• [Task requirements]: Repeat the material exactly as it appears.

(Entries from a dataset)
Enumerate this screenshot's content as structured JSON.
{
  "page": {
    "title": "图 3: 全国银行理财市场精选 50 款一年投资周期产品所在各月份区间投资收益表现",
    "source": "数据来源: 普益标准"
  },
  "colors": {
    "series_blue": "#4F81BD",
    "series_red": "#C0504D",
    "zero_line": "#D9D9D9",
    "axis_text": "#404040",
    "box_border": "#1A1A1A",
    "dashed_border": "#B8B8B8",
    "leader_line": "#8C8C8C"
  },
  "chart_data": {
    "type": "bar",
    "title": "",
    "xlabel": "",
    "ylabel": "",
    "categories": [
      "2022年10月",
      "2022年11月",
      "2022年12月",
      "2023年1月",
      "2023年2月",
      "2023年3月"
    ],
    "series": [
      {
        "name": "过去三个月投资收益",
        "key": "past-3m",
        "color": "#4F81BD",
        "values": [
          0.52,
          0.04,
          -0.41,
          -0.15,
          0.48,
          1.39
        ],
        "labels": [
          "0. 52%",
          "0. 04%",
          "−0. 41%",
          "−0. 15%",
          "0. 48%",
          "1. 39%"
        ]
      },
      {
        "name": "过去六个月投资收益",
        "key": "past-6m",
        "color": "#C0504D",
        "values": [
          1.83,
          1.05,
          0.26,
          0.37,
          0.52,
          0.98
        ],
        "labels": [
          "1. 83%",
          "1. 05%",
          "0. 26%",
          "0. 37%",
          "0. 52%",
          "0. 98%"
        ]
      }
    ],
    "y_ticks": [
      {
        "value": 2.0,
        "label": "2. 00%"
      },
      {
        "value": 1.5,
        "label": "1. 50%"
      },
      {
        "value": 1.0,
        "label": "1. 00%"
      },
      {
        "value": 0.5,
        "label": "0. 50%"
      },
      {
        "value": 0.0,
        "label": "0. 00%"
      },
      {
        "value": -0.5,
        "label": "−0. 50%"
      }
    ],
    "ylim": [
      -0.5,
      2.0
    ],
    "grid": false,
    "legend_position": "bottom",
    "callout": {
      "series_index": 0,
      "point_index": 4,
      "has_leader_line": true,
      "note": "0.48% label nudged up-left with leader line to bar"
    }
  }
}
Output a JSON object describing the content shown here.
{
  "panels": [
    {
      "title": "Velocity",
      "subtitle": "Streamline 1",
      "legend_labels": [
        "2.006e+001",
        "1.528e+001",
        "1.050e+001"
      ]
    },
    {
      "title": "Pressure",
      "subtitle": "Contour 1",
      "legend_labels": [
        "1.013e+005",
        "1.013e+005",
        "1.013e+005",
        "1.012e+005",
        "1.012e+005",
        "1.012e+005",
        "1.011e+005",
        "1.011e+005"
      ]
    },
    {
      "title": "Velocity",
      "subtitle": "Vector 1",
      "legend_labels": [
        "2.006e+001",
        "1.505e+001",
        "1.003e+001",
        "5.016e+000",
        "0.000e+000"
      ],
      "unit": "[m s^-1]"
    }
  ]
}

• [Written answer]:
Enumerate this screenshot's content as structured JSON.
{
  "page": {
    "title": "图 3: 全国银行理财市场精选 50 款一年投资周期产品所在各月份区间投资收益表现",
    "source": "数据来源: 普益标准"
  },
  "colors": {
    "series_blue": "#4F81BD",
    "series_red": "#C0504D",
    "zero_line": "#D9D9D9",
    "axis_text": "#404040",
    "box_border": "#1A1A1A",
    "dashed_border": "#B8B8B8",
    "leader_line": "#8C8C8C"
  },
  "chart_data": {
    "type": "bar",
    "title": "",
    "xlabel": "",
    "ylabel": "",
    "categories": [
      "2022年10月",
      "2022年11月",
      "2022年12月",
      "2023年1月",
      "2023年2月",
      "2023年3月"
    ],
    "series": [
      {
        "name": "过去三个月投资收益",
        "key": "past-3m",
        "color": "#4F81BD",
        "values": [
          0.52,
          0.04,
          -0.41,
          -0.15,
          0.48,
          1.39
        ],
        "labels": [
          "0. 52%",
          "0. 04%",
          "−0. 41%",
          "−0. 15%",
          "0. 48%",
          "1. 39%"
        ]
      },
      {
        "name": "过去六个月投资收益",
        "key": "past-6m",
        "color": "#C0504D",
        "values": [
          1.83,
          1.05,
          0.26,
          0.37,
          0.52,
          0.98
        ],
        "labels": [
          "1. 83%",
          "1. 05%",
          "0. 26%",
          "0. 37%",
          "0. 52%",
          "0. 98%"
        ]
      }
    ],
    "y_ticks": [
      {
        "value": 2.0,
        "label": "2. 00%"
      },
      {
        "value": 1.5,
        "label": "1. 50%"
      },
      {
        "value": 1.0,
        "label": "1. 00%"
      },
      {
        "value": 0.5,
        "label": "0. 50%"
      },
      {
        "value": 0.0,
        "label": "0. 00%"
      },
      {
        "value": -0.5,
        "label": "−0. 50%"
      }
    ],
    "ylim": [
      -0.5,
      2.0
    ],
    "grid": false,
    "legend_position": "bottom",
    "callout": {
      "series_index": 0,
      "point_index": 4,
      "has_leader_line": true,
      "note": "0.48% label nudged up-left with leader line to bar"
    }
  }
}
Output a JSON object describing the content shown here.
{
  "panels": [
    {
      "title": "Velocity",
      "subtitle": "Streamline 1",
      "legend_labels": [
        "2.006e+001",
        "1.528e+001",
        "1.050e+001"
      ]
    },
    {
      "title": "Pressure",
      "subtitle": "Contour 1",
      "legend_labels": [
        "1.013e+005",
        "1.013e+005",
        "1.013e+005",
        "1.012e+005",
        "1.012e+005",
        "1.012e+005",
        "1.011e+005",
        "1.011e+005"
      ]
    },
    {
      "title": "Velocity",
      "subtitle": "Vector 1",
      "legend_labels": [
        "2.006e+001",
        "1.505e+001",
        "1.003e+001",
        "5.016e+000",
        "0.000e+000"
      ],
      "unit": "[m s^-1]"
    }
  ]
}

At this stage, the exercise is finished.